WHAT YOU SHOULD DO: Scan the data below for the string "left". Copy every line where it appears.

****

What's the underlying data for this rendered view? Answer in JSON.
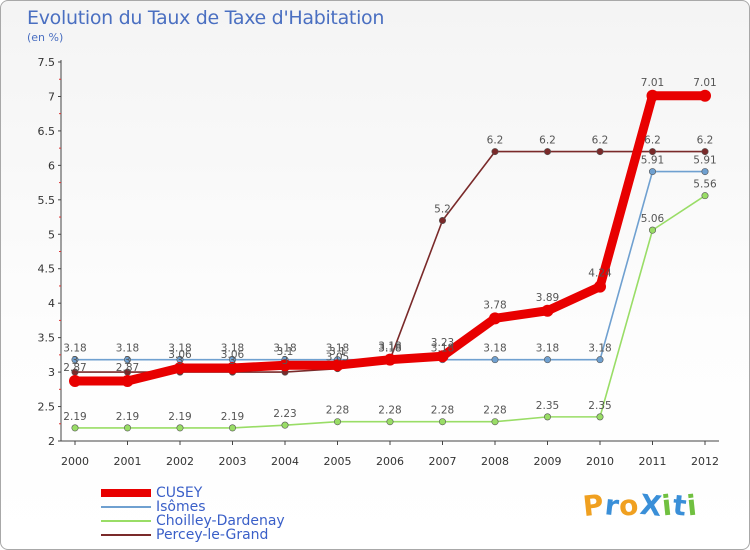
{
  "chart_data": {
    "type": "line",
    "title": "Evolution du Taux de Taxe d'Habitation",
    "unit": "(en %)",
    "x": [
      "2000",
      "2001",
      "2002",
      "2003",
      "2004",
      "2005",
      "2006",
      "2007",
      "2008",
      "2009",
      "2010",
      "2011",
      "2012"
    ],
    "ylim": [
      2,
      7.5
    ],
    "yticks": [
      "2",
      "2.5",
      "3",
      "3.5",
      "4",
      "4.5",
      "5",
      "5.5",
      "6",
      "6.5",
      "7",
      "7.5"
    ],
    "grid": false,
    "legend_position": "bottom-left",
    "series": [
      {
        "name": "CUSEY",
        "color": "#e80000",
        "values": [
          2.87,
          2.87,
          3.06,
          3.06,
          3.1,
          3.1,
          3.18,
          3.23,
          3.78,
          3.89,
          4.24,
          7.01,
          7.01
        ],
        "labels": [
          "2.87",
          "2.87",
          "3.06",
          "3.06",
          "3.1",
          "3.1",
          "3.18",
          "3.23",
          "3.78",
          "3.89",
          "4.24",
          "7.01",
          "7.01"
        ]
      },
      {
        "name": "Isômes",
        "color": "#6fa0d0",
        "values": [
          3.18,
          3.18,
          3.18,
          3.18,
          3.18,
          3.18,
          3.18,
          3.18,
          3.18,
          3.18,
          3.18,
          5.91,
          5.91
        ],
        "labels": [
          "3.18",
          "3.18",
          "3.18",
          "3.18",
          "3.18",
          "3.18",
          "3.18",
          "3.18",
          "3.18",
          "3.18",
          "3.18",
          "5.91",
          "5.91"
        ]
      },
      {
        "name": "Choilley-Dardenay",
        "color": "#99dd66",
        "values": [
          2.19,
          2.19,
          2.19,
          2.19,
          2.23,
          2.28,
          2.28,
          2.28,
          2.28,
          2.35,
          2.35,
          5.06,
          5.56
        ],
        "labels": [
          "2.19",
          "2.19",
          "2.19",
          "2.19",
          "2.23",
          "2.28",
          "2.28",
          "2.28",
          "2.28",
          "2.35",
          "2.35",
          "5.06",
          "5.56"
        ]
      },
      {
        "name": "Percey-le-Grand",
        "color": "#7a2a2a",
        "values": [
          3.0,
          3.0,
          3.0,
          3.0,
          3.0,
          3.05,
          3.18,
          5.2,
          6.2,
          6.2,
          6.2,
          6.2,
          6.2
        ],
        "labels": [
          "3",
          "3",
          "3",
          "3",
          "3",
          "3.05",
          "3.18",
          "5.2",
          "6.2",
          "6.2",
          "6.2",
          "6.2",
          "6.2"
        ]
      }
    ]
  },
  "brand": {
    "text": "ProXiti",
    "letters": [
      "P",
      "r",
      "o",
      "X",
      "i",
      "t",
      "i"
    ],
    "colors": [
      "#f0a020",
      "#3a8fd8",
      "#f0a020",
      "#3a8fd8",
      "#70c040",
      "#3a8fd8",
      "#70c040"
    ]
  }
}
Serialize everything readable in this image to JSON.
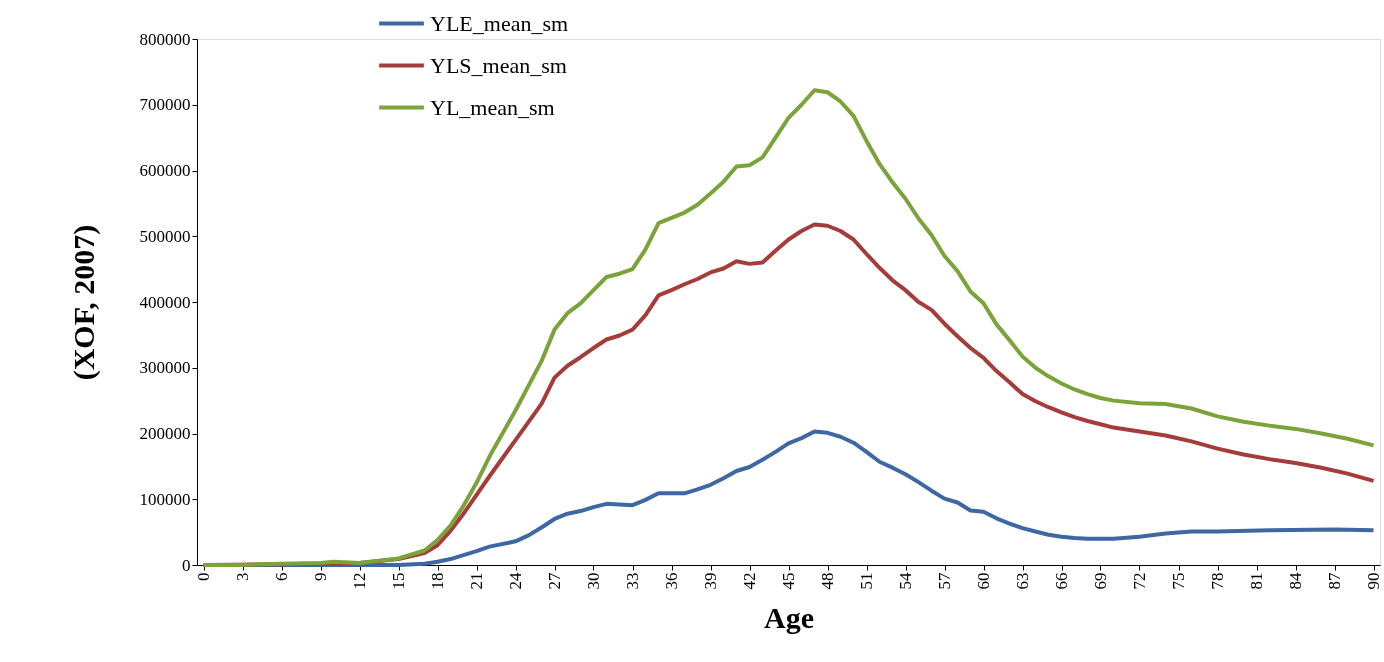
{
  "chart_data": {
    "type": "line",
    "xlabel": "Age",
    "ylabel": "(XOF, 2007)",
    "xlim": [
      -0.5,
      90.5
    ],
    "xticks": [
      0,
      3,
      6,
      9,
      12,
      15,
      18,
      21,
      24,
      27,
      30,
      33,
      36,
      39,
      42,
      45,
      48,
      51,
      54,
      57,
      60,
      63,
      66,
      69,
      72,
      75,
      78,
      81,
      84,
      87,
      90
    ],
    "ylim": [
      0,
      800000
    ],
    "yticks": [
      0,
      100000,
      200000,
      300000,
      400000,
      500000,
      600000,
      700000,
      800000
    ],
    "grid": false,
    "legend": "top left",
    "marker": "none",
    "line_style": "solid",
    "series": [
      {
        "name": "YLE_mean_sm",
        "color": "#3d68a4",
        "x": [
          0,
          12,
          15,
          17,
          18,
          19,
          20,
          21,
          22,
          24,
          25,
          26,
          27,
          28,
          29,
          30,
          31,
          33,
          34,
          35,
          37,
          38,
          39,
          40,
          41,
          42,
          43,
          44,
          45,
          46,
          47,
          48,
          49,
          50,
          51,
          52,
          53,
          54,
          55,
          56,
          57,
          58,
          59,
          60,
          61,
          62,
          63,
          64,
          65,
          66,
          67,
          68,
          69,
          70,
          72,
          74,
          76,
          78,
          82,
          87,
          90
        ],
        "values": [
          0,
          0,
          0,
          2000,
          5000,
          9000,
          15000,
          21000,
          28000,
          36000,
          45000,
          57000,
          70000,
          78000,
          82000,
          88000,
          93000,
          91000,
          99000,
          109000,
          109000,
          115000,
          122000,
          132000,
          143000,
          149000,
          160000,
          172000,
          185000,
          193000,
          203000,
          201000,
          195000,
          186000,
          172000,
          157000,
          148000,
          138000,
          126000,
          113000,
          101000,
          95000,
          83000,
          81000,
          71000,
          63000,
          56000,
          51000,
          46000,
          43000,
          41000,
          40000,
          40000,
          40000,
          43000,
          48000,
          51000,
          51000,
          53000,
          54000,
          53000
        ]
      },
      {
        "name": "YLS_mean_sm",
        "color": "#a53c3a",
        "x": [
          0,
          9,
          12,
          15,
          17,
          18,
          19,
          20,
          22,
          24,
          26,
          27,
          28,
          29,
          30,
          31,
          32,
          33,
          34,
          35,
          36,
          37,
          38,
          39,
          40,
          41,
          42,
          43,
          44,
          45,
          46,
          47,
          48,
          49,
          50,
          51,
          52,
          53,
          54,
          55,
          56,
          57,
          58,
          59,
          60,
          61,
          62,
          63,
          64,
          65,
          66,
          67,
          68,
          69,
          70,
          72,
          74,
          76,
          78,
          80,
          82,
          84,
          86,
          88,
          90
        ],
        "values": [
          0,
          2000,
          3000,
          9000,
          18000,
          30000,
          52000,
          78000,
          135000,
          190000,
          245000,
          285000,
          303000,
          316000,
          330000,
          343000,
          349000,
          358000,
          380000,
          410000,
          418000,
          427000,
          435000,
          445000,
          451000,
          462000,
          458000,
          460000,
          478000,
          495000,
          508000,
          518000,
          516000,
          508000,
          495000,
          473000,
          452000,
          433000,
          418000,
          400000,
          388000,
          367000,
          348000,
          330000,
          315000,
          295000,
          278000,
          260000,
          249000,
          240000,
          232000,
          225000,
          219000,
          214000,
          209000,
          203000,
          197000,
          188000,
          177000,
          168000,
          161000,
          155000,
          148000,
          139000,
          128000
        ]
      },
      {
        "name": "YL_mean_sm",
        "color": "#7aa33a",
        "x": [
          0,
          3,
          6,
          9,
          10,
          12,
          15,
          17,
          18,
          19,
          20,
          21,
          22,
          24,
          26,
          27,
          28,
          29,
          30,
          31,
          32,
          33,
          34,
          35,
          36,
          37,
          38,
          39,
          40,
          41,
          42,
          43,
          44,
          45,
          46,
          47,
          48,
          49,
          50,
          51,
          52,
          53,
          54,
          55,
          56,
          57,
          58,
          59,
          60,
          61,
          62,
          63,
          64,
          65,
          66,
          67,
          68,
          69,
          70,
          72,
          74,
          76,
          78,
          80,
          82,
          84,
          86,
          88,
          90
        ],
        "values": [
          0,
          0,
          2000,
          3000,
          5000,
          3000,
          10000,
          22000,
          38000,
          60000,
          90000,
          125000,
          165000,
          235000,
          310000,
          358000,
          383000,
          398000,
          418000,
          438000,
          443000,
          450000,
          480000,
          520000,
          528000,
          536000,
          548000,
          565000,
          583000,
          606000,
          608000,
          620000,
          650000,
          680000,
          700000,
          722000,
          719000,
          705000,
          683000,
          645000,
          610000,
          582000,
          557000,
          527000,
          502000,
          470000,
          447000,
          416000,
          398000,
          366000,
          342000,
          317000,
          300000,
          287000,
          276000,
          267000,
          260000,
          254000,
          250000,
          246000,
          245000,
          238000,
          226000,
          218000,
          212000,
          207000,
          200000,
          192000,
          182000
        ]
      }
    ]
  }
}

****

ANSWER TO THE PROBLEM:
    "legend_position": "bottom-left",
    "legend": "top left",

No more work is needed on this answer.